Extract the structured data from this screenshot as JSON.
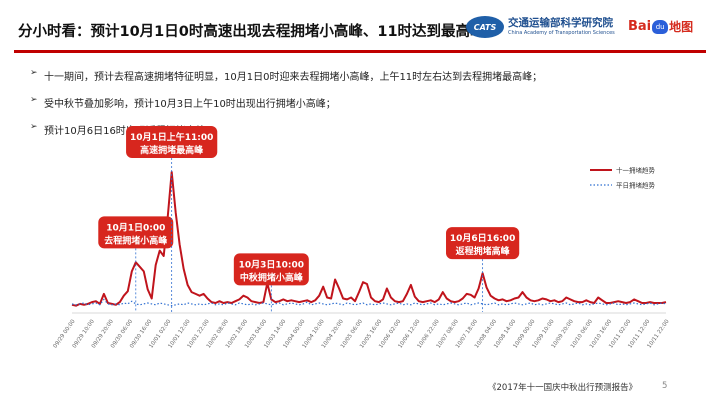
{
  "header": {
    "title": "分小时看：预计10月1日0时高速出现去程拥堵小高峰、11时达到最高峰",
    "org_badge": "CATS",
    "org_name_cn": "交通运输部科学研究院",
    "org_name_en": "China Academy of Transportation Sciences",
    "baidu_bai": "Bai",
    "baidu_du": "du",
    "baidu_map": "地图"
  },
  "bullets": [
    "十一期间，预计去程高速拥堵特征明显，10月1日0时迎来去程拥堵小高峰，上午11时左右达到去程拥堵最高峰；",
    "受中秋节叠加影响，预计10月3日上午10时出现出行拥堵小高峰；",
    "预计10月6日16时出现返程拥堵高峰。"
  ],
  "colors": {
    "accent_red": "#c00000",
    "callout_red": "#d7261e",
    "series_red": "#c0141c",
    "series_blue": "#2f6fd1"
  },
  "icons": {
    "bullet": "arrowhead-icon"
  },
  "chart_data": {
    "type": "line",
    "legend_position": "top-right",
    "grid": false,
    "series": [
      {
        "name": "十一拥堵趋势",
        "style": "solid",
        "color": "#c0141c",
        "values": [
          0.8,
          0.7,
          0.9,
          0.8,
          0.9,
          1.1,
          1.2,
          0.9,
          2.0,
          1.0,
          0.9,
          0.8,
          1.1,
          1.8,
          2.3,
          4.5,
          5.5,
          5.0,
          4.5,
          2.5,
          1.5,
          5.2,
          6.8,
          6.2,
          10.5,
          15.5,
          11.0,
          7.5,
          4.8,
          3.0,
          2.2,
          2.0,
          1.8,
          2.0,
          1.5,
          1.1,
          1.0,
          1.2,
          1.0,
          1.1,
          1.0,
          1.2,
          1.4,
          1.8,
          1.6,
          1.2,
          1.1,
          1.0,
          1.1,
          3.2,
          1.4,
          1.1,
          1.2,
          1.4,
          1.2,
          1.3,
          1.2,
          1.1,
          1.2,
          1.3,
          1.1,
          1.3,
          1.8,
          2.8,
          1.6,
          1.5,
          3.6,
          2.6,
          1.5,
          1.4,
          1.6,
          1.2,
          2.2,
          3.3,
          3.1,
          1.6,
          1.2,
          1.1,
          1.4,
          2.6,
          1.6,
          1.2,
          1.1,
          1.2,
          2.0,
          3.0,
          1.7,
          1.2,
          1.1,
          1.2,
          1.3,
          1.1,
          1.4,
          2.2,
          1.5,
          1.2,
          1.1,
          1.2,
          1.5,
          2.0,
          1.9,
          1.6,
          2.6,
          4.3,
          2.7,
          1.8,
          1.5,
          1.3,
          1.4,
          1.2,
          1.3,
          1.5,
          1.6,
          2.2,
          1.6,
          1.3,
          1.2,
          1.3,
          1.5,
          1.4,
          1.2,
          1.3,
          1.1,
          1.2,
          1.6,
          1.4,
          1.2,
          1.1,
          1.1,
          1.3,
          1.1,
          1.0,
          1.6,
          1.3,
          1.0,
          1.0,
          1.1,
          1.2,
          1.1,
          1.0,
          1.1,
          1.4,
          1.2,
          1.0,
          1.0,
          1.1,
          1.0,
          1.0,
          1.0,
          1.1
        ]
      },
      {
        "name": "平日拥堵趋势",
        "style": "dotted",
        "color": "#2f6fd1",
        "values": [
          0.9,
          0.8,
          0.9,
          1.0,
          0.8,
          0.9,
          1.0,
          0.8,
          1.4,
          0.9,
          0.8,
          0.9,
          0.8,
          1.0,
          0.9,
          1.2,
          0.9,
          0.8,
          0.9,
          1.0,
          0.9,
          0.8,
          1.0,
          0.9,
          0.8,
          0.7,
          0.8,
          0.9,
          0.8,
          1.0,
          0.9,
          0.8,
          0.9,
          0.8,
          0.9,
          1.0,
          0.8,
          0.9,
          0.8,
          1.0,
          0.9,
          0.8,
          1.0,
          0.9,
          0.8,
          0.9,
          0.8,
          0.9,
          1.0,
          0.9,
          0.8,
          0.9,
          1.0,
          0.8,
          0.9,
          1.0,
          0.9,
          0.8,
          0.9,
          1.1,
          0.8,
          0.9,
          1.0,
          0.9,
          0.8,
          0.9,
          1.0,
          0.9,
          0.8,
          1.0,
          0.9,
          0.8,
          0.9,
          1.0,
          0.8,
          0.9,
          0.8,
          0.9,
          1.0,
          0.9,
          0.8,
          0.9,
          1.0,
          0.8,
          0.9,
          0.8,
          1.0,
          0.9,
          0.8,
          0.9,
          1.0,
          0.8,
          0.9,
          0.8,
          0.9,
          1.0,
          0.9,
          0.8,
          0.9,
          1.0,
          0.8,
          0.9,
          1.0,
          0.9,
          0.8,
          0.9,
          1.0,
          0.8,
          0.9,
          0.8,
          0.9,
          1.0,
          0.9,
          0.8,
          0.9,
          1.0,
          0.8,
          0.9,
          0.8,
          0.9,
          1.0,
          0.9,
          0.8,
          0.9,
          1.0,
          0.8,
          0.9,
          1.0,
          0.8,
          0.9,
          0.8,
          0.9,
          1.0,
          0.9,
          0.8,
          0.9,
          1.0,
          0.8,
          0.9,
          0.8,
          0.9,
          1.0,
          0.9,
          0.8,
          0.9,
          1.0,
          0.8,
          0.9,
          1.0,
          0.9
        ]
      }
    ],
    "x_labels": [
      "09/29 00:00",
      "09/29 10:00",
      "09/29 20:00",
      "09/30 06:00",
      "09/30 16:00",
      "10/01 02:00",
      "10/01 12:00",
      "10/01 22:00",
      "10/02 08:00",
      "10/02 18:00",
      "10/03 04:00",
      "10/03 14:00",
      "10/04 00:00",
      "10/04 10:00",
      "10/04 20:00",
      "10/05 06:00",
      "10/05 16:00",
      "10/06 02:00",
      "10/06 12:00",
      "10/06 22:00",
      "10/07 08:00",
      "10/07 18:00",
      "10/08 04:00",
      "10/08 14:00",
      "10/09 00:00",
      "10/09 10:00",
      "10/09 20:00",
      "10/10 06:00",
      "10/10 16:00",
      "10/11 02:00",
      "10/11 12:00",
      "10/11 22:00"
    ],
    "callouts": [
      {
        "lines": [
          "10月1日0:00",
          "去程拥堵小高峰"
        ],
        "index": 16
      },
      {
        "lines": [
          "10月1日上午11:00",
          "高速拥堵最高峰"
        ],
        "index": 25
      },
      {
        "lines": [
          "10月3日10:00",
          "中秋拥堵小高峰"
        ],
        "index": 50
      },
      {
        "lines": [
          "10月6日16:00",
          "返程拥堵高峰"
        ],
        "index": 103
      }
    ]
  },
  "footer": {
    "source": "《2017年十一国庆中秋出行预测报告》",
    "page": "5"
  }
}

Stated goal >> Repeat the entries exactly and keep the pictures out of the copy.

Output of the task >>
Extract the structured data from this screenshot as JSON.
{
  "header": {
    "title": "分小时看：预计10月1日0时高速出现去程拥堵小高峰、11时达到最高峰",
    "org_badge": "CATS",
    "org_name_cn": "交通运输部科学研究院",
    "org_name_en": "China Academy of Transportation Sciences",
    "baidu_bai": "Bai",
    "baidu_du": "du",
    "baidu_map": "地图"
  },
  "bullets": [
    "十一期间，预计去程高速拥堵特征明显，10月1日0时迎来去程拥堵小高峰，上午11时左右达到去程拥堵最高峰；",
    "受中秋节叠加影响，预计10月3日上午10时出现出行拥堵小高峰；",
    "预计10月6日16时出现返程拥堵高峰。"
  ],
  "colors": {
    "accent_red": "#c00000",
    "callout_red": "#d7261e",
    "series_red": "#c0141c",
    "series_blue": "#2f6fd1"
  },
  "icons": {
    "bullet": "arrowhead-icon"
  },
  "chart_data": {
    "type": "line",
    "legend_position": "top-right",
    "grid": false,
    "series": [
      {
        "name": "十一拥堵趋势",
        "style": "solid",
        "color": "#c0141c",
        "values": [
          0.8,
          0.7,
          0.9,
          0.8,
          0.9,
          1.1,
          1.2,
          0.9,
          2.0,
          1.0,
          0.9,
          0.8,
          1.1,
          1.8,
          2.3,
          4.5,
          5.5,
          5.0,
          4.5,
          2.5,
          1.5,
          5.2,
          6.8,
          6.2,
          10.5,
          15.5,
          11.0,
          7.5,
          4.8,
          3.0,
          2.2,
          2.0,
          1.8,
          2.0,
          1.5,
          1.1,
          1.0,
          1.2,
          1.0,
          1.1,
          1.0,
          1.2,
          1.4,
          1.8,
          1.6,
          1.2,
          1.1,
          1.0,
          1.1,
          3.2,
          1.4,
          1.1,
          1.2,
          1.4,
          1.2,
          1.3,
          1.2,
          1.1,
          1.2,
          1.3,
          1.1,
          1.3,
          1.8,
          2.8,
          1.6,
          1.5,
          3.6,
          2.6,
          1.5,
          1.4,
          1.6,
          1.2,
          2.2,
          3.3,
          3.1,
          1.6,
          1.2,
          1.1,
          1.4,
          2.6,
          1.6,
          1.2,
          1.1,
          1.2,
          2.0,
          3.0,
          1.7,
          1.2,
          1.1,
          1.2,
          1.3,
          1.1,
          1.4,
          2.2,
          1.5,
          1.2,
          1.1,
          1.2,
          1.5,
          2.0,
          1.9,
          1.6,
          2.6,
          4.3,
          2.7,
          1.8,
          1.5,
          1.3,
          1.4,
          1.2,
          1.3,
          1.5,
          1.6,
          2.2,
          1.6,
          1.3,
          1.2,
          1.3,
          1.5,
          1.4,
          1.2,
          1.3,
          1.1,
          1.2,
          1.6,
          1.4,
          1.2,
          1.1,
          1.1,
          1.3,
          1.1,
          1.0,
          1.6,
          1.3,
          1.0,
          1.0,
          1.1,
          1.2,
          1.1,
          1.0,
          1.1,
          1.4,
          1.2,
          1.0,
          1.0,
          1.1,
          1.0,
          1.0,
          1.0,
          1.1
        ]
      },
      {
        "name": "平日拥堵趋势",
        "style": "dotted",
        "color": "#2f6fd1",
        "values": [
          0.9,
          0.8,
          0.9,
          1.0,
          0.8,
          0.9,
          1.0,
          0.8,
          1.4,
          0.9,
          0.8,
          0.9,
          0.8,
          1.0,
          0.9,
          1.2,
          0.9,
          0.8,
          0.9,
          1.0,
          0.9,
          0.8,
          1.0,
          0.9,
          0.8,
          0.7,
          0.8,
          0.9,
          0.8,
          1.0,
          0.9,
          0.8,
          0.9,
          0.8,
          0.9,
          1.0,
          0.8,
          0.9,
          0.8,
          1.0,
          0.9,
          0.8,
          1.0,
          0.9,
          0.8,
          0.9,
          0.8,
          0.9,
          1.0,
          0.9,
          0.8,
          0.9,
          1.0,
          0.8,
          0.9,
          1.0,
          0.9,
          0.8,
          0.9,
          1.1,
          0.8,
          0.9,
          1.0,
          0.9,
          0.8,
          0.9,
          1.0,
          0.9,
          0.8,
          1.0,
          0.9,
          0.8,
          0.9,
          1.0,
          0.8,
          0.9,
          0.8,
          0.9,
          1.0,
          0.9,
          0.8,
          0.9,
          1.0,
          0.8,
          0.9,
          0.8,
          1.0,
          0.9,
          0.8,
          0.9,
          1.0,
          0.8,
          0.9,
          0.8,
          0.9,
          1.0,
          0.9,
          0.8,
          0.9,
          1.0,
          0.8,
          0.9,
          1.0,
          0.9,
          0.8,
          0.9,
          1.0,
          0.8,
          0.9,
          0.8,
          0.9,
          1.0,
          0.9,
          0.8,
          0.9,
          1.0,
          0.8,
          0.9,
          0.8,
          0.9,
          1.0,
          0.9,
          0.8,
          0.9,
          1.0,
          0.8,
          0.9,
          1.0,
          0.8,
          0.9,
          0.8,
          0.9,
          1.0,
          0.9,
          0.8,
          0.9,
          1.0,
          0.8,
          0.9,
          0.8,
          0.9,
          1.0,
          0.9,
          0.8,
          0.9,
          1.0,
          0.8,
          0.9,
          1.0,
          0.9
        ]
      }
    ],
    "x_labels": [
      "09/29 00:00",
      "09/29 10:00",
      "09/29 20:00",
      "09/30 06:00",
      "09/30 16:00",
      "10/01 02:00",
      "10/01 12:00",
      "10/01 22:00",
      "10/02 08:00",
      "10/02 18:00",
      "10/03 04:00",
      "10/03 14:00",
      "10/04 00:00",
      "10/04 10:00",
      "10/04 20:00",
      "10/05 06:00",
      "10/05 16:00",
      "10/06 02:00",
      "10/06 12:00",
      "10/06 22:00",
      "10/07 08:00",
      "10/07 18:00",
      "10/08 04:00",
      "10/08 14:00",
      "10/09 00:00",
      "10/09 10:00",
      "10/09 20:00",
      "10/10 06:00",
      "10/10 16:00",
      "10/11 02:00",
      "10/11 12:00",
      "10/11 22:00"
    ],
    "callouts": [
      {
        "lines": [
          "10月1日0:00",
          "去程拥堵小高峰"
        ],
        "index": 16
      },
      {
        "lines": [
          "10月1日上午11:00",
          "高速拥堵最高峰"
        ],
        "index": 25
      },
      {
        "lines": [
          "10月3日10:00",
          "中秋拥堵小高峰"
        ],
        "index": 50
      },
      {
        "lines": [
          "10月6日16:00",
          "返程拥堵高峰"
        ],
        "index": 103
      }
    ]
  },
  "footer": {
    "source": "《2017年十一国庆中秋出行预测报告》",
    "page": "5"
  }
}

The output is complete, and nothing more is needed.